# START OF Data in this exercise

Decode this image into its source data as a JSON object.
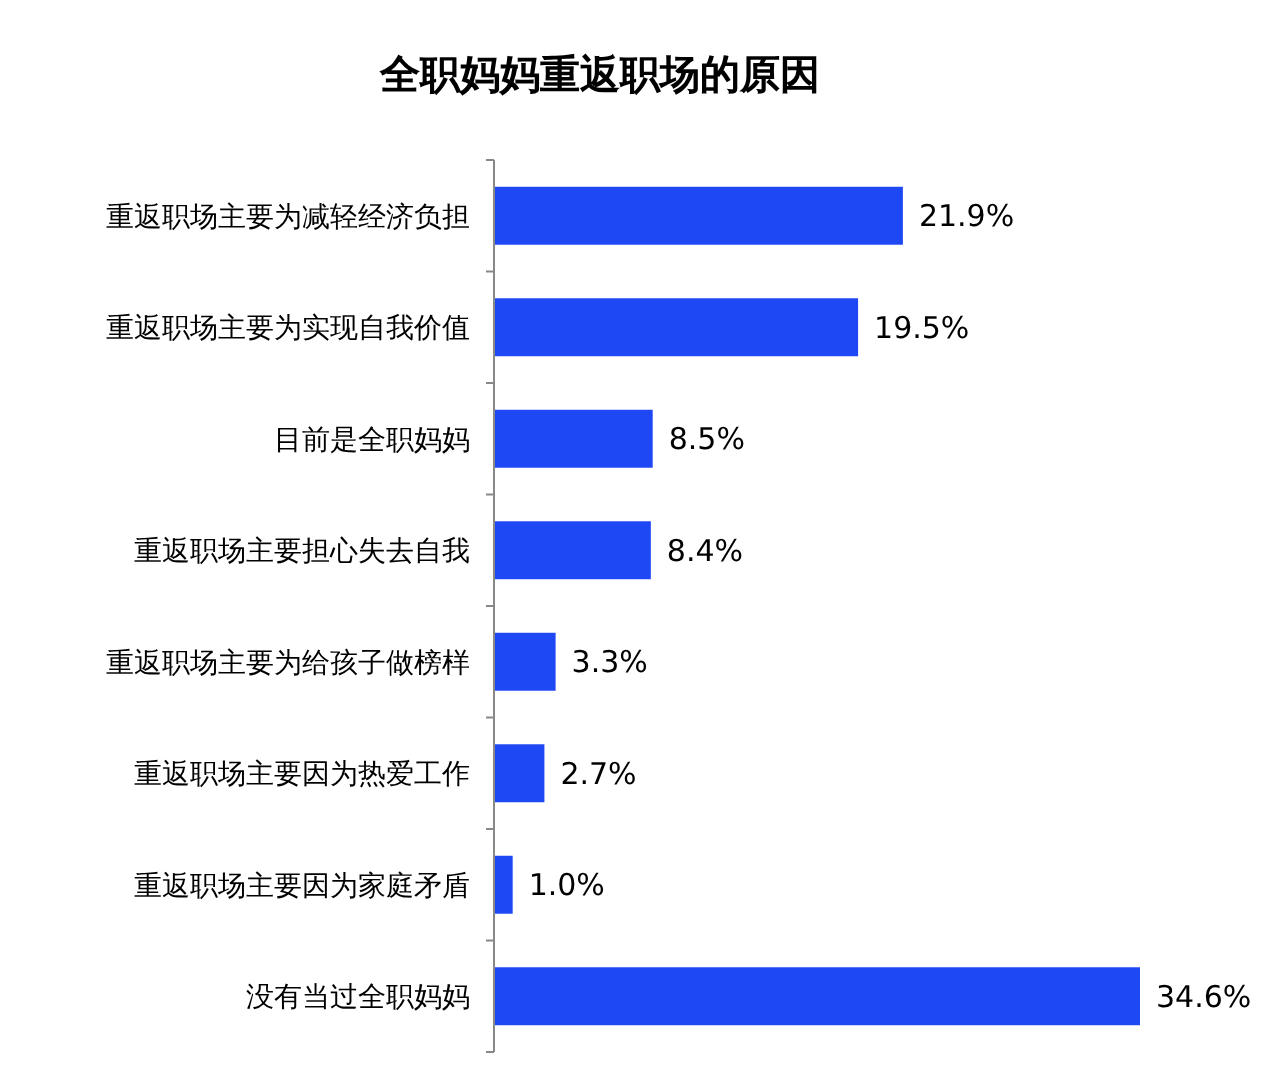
{
  "chart_data": {
    "type": "bar",
    "orientation": "horizontal",
    "title": "全职妈妈重返职场的原因",
    "categories": [
      "重返职场主要为减轻经济负担",
      "重返职场主要为实现自我价值",
      "目前是全职妈妈",
      "重返职场主要担心失去自我",
      "重返职场主要为给孩子做榜样",
      "重返职场主要因为热爱工作",
      "重返职场主要因为家庭矛盾",
      "没有当过全职妈妈"
    ],
    "values": [
      21.9,
      19.5,
      8.5,
      8.4,
      3.3,
      2.7,
      1.0,
      34.6
    ],
    "value_labels": [
      "21.9%",
      "19.5%",
      "8.5%",
      "8.4%",
      "3.3%",
      "2.7%",
      "1.0%",
      "34.6%"
    ],
    "color": "#1f48f5",
    "grid": false
  }
}
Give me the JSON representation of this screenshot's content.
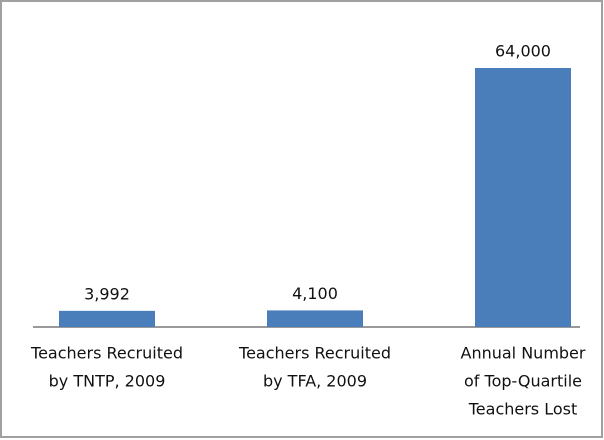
{
  "chart_data": {
    "type": "bar",
    "categories": [
      [
        "Teachers Recruited",
        "by TNTP, 2009"
      ],
      [
        "Teachers Recruited",
        "by TFA, 2009"
      ],
      [
        "Annual Number",
        "of Top-Quartile",
        "Teachers Lost"
      ]
    ],
    "values": [
      3992,
      4100,
      64000
    ],
    "value_labels": [
      "3,992",
      "4,100",
      "64,000"
    ],
    "color": "#4a7ebb",
    "ylim": [
      0,
      64000
    ]
  }
}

# END OF Data in this exercise

Take the line containing "Give me the" and every line after it up to the end of the entries, and quote them exactly. Both ends count; the pictures do not.

Give me the JSON representation of this screenshot's content.
{
  "chart_data": {
    "type": "bar",
    "categories": [
      [
        "Teachers Recruited",
        "by TNTP, 2009"
      ],
      [
        "Teachers Recruited",
        "by TFA, 2009"
      ],
      [
        "Annual Number",
        "of Top-Quartile",
        "Teachers Lost"
      ]
    ],
    "values": [
      3992,
      4100,
      64000
    ],
    "value_labels": [
      "3,992",
      "4,100",
      "64,000"
    ],
    "color": "#4a7ebb",
    "ylim": [
      0,
      64000
    ]
  }
}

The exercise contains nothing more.